─── Records for processing

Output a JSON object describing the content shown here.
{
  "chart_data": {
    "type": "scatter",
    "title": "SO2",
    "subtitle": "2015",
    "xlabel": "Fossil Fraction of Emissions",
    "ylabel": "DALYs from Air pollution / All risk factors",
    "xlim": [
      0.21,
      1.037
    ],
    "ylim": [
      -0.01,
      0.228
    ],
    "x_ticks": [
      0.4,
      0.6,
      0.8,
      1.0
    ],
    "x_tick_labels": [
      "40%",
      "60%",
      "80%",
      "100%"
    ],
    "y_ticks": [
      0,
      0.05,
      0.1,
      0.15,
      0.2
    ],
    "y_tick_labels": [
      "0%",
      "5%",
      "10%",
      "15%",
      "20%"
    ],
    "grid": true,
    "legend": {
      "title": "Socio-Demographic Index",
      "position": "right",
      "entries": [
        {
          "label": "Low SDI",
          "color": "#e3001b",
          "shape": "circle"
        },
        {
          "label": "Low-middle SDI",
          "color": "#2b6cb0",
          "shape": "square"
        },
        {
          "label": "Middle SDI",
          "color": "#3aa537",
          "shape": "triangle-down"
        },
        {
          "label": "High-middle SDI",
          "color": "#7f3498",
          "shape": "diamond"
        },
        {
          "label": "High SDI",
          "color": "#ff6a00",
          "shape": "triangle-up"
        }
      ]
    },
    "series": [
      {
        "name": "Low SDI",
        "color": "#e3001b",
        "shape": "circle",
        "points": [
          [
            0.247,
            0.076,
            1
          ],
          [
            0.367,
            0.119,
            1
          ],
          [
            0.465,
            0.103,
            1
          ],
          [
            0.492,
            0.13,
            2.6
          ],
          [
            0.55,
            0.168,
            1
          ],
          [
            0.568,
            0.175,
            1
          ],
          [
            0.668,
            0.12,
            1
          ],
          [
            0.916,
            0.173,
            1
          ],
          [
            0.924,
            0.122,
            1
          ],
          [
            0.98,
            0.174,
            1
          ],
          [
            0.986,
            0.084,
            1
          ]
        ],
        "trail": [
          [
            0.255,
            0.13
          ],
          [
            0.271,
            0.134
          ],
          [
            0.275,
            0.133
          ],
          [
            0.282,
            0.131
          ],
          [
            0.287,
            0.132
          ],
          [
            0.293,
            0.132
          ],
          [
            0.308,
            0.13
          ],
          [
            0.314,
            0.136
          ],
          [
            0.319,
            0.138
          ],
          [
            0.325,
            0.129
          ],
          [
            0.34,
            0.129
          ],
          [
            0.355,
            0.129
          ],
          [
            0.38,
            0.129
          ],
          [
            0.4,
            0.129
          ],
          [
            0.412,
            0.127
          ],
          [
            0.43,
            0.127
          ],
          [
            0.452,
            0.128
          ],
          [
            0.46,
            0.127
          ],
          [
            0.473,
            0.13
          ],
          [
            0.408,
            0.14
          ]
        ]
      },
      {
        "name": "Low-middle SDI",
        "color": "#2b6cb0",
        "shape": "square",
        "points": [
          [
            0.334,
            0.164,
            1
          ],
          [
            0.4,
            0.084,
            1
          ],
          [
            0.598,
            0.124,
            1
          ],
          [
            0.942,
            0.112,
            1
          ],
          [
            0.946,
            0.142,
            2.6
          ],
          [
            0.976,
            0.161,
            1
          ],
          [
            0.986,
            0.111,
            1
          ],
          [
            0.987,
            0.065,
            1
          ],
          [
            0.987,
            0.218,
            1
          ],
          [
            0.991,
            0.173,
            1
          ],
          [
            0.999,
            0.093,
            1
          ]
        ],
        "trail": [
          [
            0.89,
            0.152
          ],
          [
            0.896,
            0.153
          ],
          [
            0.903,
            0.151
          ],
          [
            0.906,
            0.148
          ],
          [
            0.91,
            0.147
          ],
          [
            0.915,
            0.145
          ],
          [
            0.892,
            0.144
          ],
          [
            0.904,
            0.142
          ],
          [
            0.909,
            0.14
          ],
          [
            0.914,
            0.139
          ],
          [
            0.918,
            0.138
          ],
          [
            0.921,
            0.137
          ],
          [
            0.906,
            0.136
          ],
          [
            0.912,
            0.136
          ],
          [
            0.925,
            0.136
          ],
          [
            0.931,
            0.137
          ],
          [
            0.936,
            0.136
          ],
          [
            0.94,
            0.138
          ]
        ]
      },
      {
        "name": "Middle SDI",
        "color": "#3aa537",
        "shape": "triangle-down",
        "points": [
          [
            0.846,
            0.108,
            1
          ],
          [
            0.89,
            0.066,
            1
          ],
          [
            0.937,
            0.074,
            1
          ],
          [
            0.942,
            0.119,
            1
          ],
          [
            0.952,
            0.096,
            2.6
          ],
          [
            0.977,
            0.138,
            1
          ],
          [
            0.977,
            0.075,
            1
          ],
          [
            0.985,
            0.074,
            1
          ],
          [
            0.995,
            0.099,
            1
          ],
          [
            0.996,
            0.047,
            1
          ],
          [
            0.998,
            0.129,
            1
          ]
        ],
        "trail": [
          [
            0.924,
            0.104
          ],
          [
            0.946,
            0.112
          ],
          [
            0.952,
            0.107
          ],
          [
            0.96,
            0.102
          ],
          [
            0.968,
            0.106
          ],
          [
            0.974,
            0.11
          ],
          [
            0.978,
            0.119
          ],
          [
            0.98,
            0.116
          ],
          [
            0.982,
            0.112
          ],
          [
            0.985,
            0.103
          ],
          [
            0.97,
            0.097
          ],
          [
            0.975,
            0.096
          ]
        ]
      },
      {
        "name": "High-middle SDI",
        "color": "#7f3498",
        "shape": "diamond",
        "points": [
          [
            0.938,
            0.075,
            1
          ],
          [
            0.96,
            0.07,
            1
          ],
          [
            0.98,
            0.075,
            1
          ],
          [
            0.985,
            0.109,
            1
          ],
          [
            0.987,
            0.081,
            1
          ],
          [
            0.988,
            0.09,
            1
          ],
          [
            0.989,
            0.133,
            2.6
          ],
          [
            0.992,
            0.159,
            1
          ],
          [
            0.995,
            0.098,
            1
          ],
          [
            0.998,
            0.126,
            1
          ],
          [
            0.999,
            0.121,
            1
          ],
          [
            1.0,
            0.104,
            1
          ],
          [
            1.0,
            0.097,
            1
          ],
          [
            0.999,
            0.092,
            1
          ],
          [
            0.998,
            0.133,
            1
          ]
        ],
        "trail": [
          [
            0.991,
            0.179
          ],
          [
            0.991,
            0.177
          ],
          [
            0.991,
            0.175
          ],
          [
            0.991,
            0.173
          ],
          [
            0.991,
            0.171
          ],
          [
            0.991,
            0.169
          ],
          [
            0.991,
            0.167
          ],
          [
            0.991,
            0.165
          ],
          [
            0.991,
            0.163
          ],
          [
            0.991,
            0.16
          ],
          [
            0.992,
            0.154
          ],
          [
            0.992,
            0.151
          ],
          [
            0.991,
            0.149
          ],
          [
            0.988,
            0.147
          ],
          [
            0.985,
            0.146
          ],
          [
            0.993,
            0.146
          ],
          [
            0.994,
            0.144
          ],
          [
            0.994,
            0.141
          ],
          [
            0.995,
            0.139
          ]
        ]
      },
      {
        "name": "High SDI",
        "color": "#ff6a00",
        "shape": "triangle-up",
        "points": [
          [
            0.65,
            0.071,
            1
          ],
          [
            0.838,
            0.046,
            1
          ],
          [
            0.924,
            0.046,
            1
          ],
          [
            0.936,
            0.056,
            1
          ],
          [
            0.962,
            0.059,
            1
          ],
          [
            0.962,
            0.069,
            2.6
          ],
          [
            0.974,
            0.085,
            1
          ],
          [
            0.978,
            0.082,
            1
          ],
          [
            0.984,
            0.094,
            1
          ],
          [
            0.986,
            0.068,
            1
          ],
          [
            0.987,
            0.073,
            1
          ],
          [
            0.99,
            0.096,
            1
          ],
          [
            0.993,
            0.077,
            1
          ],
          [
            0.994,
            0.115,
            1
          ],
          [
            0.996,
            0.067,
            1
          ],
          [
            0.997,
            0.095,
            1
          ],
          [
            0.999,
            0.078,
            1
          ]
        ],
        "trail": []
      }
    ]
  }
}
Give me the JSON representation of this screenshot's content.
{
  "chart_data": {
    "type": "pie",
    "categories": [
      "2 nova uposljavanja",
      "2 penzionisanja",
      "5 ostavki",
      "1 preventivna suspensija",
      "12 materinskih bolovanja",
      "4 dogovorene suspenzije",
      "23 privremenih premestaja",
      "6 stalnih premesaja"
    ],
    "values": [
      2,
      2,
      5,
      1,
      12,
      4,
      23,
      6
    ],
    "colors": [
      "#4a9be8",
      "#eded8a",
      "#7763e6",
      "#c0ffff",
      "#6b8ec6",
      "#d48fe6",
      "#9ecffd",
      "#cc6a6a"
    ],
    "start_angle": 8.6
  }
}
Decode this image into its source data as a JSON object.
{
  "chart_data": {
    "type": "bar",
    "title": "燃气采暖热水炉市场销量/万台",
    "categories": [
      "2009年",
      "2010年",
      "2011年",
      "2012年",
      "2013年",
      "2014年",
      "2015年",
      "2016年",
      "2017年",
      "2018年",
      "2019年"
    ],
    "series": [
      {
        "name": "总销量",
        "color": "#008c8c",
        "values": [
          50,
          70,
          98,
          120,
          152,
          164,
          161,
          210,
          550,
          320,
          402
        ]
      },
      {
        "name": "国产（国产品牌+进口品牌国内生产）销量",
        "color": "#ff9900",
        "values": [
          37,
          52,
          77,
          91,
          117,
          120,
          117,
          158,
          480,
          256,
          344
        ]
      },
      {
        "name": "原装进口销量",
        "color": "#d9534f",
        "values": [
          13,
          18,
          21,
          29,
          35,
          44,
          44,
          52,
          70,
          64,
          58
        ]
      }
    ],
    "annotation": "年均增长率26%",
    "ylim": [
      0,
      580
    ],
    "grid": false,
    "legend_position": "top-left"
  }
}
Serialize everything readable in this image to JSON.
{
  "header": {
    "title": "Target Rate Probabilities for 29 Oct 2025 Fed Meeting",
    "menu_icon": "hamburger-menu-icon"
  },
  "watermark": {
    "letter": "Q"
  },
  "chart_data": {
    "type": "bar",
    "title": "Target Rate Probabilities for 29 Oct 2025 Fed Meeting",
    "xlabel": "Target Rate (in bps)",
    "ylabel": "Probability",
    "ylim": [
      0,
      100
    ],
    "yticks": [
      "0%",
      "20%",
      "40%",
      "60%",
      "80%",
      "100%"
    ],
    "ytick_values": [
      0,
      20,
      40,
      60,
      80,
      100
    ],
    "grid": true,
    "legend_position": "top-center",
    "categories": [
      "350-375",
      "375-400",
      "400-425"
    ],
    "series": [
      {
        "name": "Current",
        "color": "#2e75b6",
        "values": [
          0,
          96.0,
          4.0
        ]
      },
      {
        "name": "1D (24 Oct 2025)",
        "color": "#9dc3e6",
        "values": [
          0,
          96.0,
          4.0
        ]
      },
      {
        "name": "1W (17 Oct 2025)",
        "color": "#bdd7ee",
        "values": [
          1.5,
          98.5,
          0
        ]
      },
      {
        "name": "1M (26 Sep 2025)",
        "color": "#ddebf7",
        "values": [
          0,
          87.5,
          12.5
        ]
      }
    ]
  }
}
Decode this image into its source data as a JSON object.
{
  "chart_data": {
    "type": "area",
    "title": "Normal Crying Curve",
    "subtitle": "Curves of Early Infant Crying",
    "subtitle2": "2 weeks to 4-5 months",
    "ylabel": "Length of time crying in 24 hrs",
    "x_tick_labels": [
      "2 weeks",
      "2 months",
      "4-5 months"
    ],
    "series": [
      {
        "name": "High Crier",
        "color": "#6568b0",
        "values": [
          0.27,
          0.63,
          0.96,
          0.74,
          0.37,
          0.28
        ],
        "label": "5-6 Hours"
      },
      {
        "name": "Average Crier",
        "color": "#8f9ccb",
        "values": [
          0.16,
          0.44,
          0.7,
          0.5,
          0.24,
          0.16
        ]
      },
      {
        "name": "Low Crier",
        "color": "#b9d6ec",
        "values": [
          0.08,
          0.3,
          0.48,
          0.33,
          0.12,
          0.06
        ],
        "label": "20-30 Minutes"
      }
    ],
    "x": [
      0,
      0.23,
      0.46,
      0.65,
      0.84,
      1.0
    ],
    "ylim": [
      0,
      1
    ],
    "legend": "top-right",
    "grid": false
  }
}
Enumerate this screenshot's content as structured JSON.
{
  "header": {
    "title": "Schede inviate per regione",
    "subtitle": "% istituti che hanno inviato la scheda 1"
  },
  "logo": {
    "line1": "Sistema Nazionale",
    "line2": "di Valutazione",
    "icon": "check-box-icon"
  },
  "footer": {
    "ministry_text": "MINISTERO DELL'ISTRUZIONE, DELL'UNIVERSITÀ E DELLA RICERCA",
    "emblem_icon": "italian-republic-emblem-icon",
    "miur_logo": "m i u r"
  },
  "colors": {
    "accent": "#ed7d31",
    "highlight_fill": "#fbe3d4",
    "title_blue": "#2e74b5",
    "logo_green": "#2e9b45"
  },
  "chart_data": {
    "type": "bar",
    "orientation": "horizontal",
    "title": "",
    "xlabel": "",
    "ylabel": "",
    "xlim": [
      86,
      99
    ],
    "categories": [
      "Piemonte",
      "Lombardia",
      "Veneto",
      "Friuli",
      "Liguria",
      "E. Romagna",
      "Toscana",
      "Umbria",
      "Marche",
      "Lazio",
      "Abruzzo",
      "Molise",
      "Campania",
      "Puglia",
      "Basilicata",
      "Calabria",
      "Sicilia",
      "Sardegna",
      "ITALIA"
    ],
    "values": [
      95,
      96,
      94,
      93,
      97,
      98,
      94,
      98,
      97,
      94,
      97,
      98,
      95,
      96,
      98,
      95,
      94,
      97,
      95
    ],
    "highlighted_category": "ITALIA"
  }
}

──────

Problem requirements: Say the number of lines in the listing that hold "weeks", with no added words.

Response to the task: 2